Problem description
Each entry that follows must be output without any deviation.

________________

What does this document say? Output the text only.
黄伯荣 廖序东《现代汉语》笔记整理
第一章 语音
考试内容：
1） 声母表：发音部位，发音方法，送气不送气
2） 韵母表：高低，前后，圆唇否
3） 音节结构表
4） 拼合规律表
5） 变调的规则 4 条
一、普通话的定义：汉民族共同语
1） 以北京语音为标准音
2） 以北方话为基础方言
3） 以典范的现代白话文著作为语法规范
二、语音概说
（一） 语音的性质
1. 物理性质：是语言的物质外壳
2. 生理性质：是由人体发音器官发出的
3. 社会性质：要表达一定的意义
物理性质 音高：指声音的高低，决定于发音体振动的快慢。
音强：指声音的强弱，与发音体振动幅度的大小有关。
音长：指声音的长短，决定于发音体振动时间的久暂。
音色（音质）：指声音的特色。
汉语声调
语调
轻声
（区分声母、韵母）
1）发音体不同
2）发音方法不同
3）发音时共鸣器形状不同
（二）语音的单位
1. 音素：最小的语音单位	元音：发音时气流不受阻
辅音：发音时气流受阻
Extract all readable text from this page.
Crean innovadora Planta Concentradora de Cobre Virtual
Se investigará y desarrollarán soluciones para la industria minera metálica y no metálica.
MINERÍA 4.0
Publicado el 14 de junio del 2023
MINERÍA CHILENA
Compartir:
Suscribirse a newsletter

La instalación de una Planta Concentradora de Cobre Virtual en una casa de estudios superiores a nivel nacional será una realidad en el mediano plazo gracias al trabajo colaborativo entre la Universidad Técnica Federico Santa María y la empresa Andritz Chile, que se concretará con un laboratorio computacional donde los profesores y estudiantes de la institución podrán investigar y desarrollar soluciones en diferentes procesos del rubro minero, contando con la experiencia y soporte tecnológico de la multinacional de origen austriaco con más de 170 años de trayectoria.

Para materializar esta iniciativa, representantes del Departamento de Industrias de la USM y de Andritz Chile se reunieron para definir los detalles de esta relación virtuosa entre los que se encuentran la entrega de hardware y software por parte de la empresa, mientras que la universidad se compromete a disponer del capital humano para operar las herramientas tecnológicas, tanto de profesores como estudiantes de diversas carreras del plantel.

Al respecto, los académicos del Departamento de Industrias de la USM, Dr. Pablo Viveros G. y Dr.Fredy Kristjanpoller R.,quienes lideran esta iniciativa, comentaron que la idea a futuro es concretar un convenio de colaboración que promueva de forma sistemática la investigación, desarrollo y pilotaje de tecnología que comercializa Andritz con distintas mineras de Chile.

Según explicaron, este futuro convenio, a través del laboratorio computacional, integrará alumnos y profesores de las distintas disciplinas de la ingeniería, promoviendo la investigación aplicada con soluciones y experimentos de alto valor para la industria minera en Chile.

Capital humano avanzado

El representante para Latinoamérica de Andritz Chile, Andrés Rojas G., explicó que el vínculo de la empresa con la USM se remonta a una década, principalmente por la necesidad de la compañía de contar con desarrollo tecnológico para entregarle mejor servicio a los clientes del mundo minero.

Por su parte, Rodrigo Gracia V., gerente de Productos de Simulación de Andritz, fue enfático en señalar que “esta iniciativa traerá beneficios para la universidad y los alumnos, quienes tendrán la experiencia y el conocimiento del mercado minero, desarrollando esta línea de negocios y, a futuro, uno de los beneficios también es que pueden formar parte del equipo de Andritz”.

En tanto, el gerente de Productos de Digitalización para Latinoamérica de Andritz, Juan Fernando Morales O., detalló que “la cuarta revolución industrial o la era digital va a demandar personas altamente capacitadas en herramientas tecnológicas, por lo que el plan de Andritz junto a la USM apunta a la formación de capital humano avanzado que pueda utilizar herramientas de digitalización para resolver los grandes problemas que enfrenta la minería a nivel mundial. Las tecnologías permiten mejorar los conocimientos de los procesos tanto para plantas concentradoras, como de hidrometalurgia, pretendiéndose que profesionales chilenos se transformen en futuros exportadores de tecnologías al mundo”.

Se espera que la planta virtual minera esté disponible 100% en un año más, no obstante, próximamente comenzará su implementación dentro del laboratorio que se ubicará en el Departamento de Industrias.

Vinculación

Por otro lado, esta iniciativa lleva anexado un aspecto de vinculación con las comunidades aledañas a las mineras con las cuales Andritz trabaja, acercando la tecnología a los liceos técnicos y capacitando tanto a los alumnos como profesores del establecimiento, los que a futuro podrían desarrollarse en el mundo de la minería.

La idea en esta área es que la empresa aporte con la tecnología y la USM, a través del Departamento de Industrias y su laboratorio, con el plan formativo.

________________

Exercise output
What does this document say? Output the text only.
黄伯荣 廖序东《现代汉语》笔记整理
第一章 语音
考试内容：
1） 声母表：发音部位，发音方法，送气不送气
2） 韵母表：高低，前后，圆唇否
3） 音节结构表
4） 拼合规律表
5） 变调的规则 4 条
一、普通话的定义：汉民族共同语
1） 以北京语音为标准音
2） 以北方话为基础方言
3） 以典范的现代白话文著作为语法规范
二、语音概说
（一） 语音的性质
1. 物理性质：是语言的物质外壳
2. 生理性质：是由人体发音器官发出的
3. 社会性质：要表达一定的意义
物理性质 音高：指声音的高低，决定于发音体振动的快慢。
音强：指声音的强弱，与发音体振动幅度的大小有关。
音长：指声音的长短，决定于发音体振动时间的久暂。
音色（音质）：指声音的特色。
汉语声调
语调
轻声
（区分声母、韵母）
1）发音体不同
2）发音方法不同
3）发音时共鸣器形状不同
（二）语音的单位
1. 音素：最小的语音单位	元音：发音时气流不受阻
辅音：发音时气流受阻
Extract all readable text from this page.
Crean innovadora Planta Concentradora de Cobre Virtual
Se investigará y desarrollarán soluciones para la industria minera metálica y no metálica.
MINERÍA 4.0
Publicado el 14 de junio del 2023
MINERÍA CHILENA
Compartir:
Suscribirse a newsletter

La instalación de una Planta Concentradora de Cobre Virtual en una casa de estudios superiores a nivel nacional será una realidad en el mediano plazo gracias al trabajo colaborativo entre la Universidad Técnica Federico Santa María y la empresa Andritz Chile, que se concretará con un laboratorio computacional donde los profesores y estudiantes de la institución podrán investigar y desarrollar soluciones en diferentes procesos del rubro minero, contando con la experiencia y soporte tecnológico de la multinacional de origen austriaco con más de 170 años de trayectoria.

Para materializar esta iniciativa, representantes del Departamento de Industrias de la USM y de Andritz Chile se reunieron para definir los detalles de esta relación virtuosa entre los que se encuentran la entrega de hardware y software por parte de la empresa, mientras que la universidad se compromete a disponer del capital humano para operar las herramientas tecnológicas, tanto de profesores como estudiantes de diversas carreras del plantel.

Al respecto, los académicos del Departamento de Industrias de la USM, Dr. Pablo Viveros G. y Dr.Fredy Kristjanpoller R.,quienes lideran esta iniciativa, comentaron que la idea a futuro es concretar un convenio de colaboración que promueva de forma sistemática la investigación, desarrollo y pilotaje de tecnología que comercializa Andritz con distintas mineras de Chile.

Según explicaron, este futuro convenio, a través del laboratorio computacional, integrará alumnos y profesores de las distintas disciplinas de la ingeniería, promoviendo la investigación aplicada con soluciones y experimentos de alto valor para la industria minera en Chile.

Capital humano avanzado

El representante para Latinoamérica de Andritz Chile, Andrés Rojas G., explicó que el vínculo de la empresa con la USM se remonta a una década, principalmente por la necesidad de la compañía de contar con desarrollo tecnológico para entregarle mejor servicio a los clientes del mundo minero.

Por su parte, Rodrigo Gracia V., gerente de Productos de Simulación de Andritz, fue enfático en señalar que “esta iniciativa traerá beneficios para la universidad y los alumnos, quienes tendrán la experiencia y el conocimiento del mercado minero, desarrollando esta línea de negocios y, a futuro, uno de los beneficios también es que pueden formar parte del equipo de Andritz”.

En tanto, el gerente de Productos de Digitalización para Latinoamérica de Andritz, Juan Fernando Morales O., detalló que “la cuarta revolución industrial o la era digital va a demandar personas altamente capacitadas en herramientas tecnológicas, por lo que el plan de Andritz junto a la USM apunta a la formación de capital humano avanzado que pueda utilizar herramientas de digitalización para resolver los grandes problemas que enfrenta la minería a nivel mundial. Las tecnologías permiten mejorar los conocimientos de los procesos tanto para plantas concentradoras, como de hidrometalurgia, pretendiéndose que profesionales chilenos se transformen en futuros exportadores de tecnologías al mundo”.

Se espera que la planta virtual minera esté disponible 100% en un año más, no obstante, próximamente comenzará su implementación dentro del laboratorio que se ubicará en el Departamento de Industrias.

Vinculación

Por otro lado, esta iniciativa lleva anexado un aspecto de vinculación con las comunidades aledañas a las mineras con las cuales Andritz trabaja, acercando la tecnología a los liceos técnicos y capacitando tanto a los alumnos como profesores del establecimiento, los que a futuro podrían desarrollarse en el mundo de la minería.

La idea en esta área es que la empresa aporte con la tecnología y la USM, a través del Departamento de Industrias y su laboratorio, con el plan formativo.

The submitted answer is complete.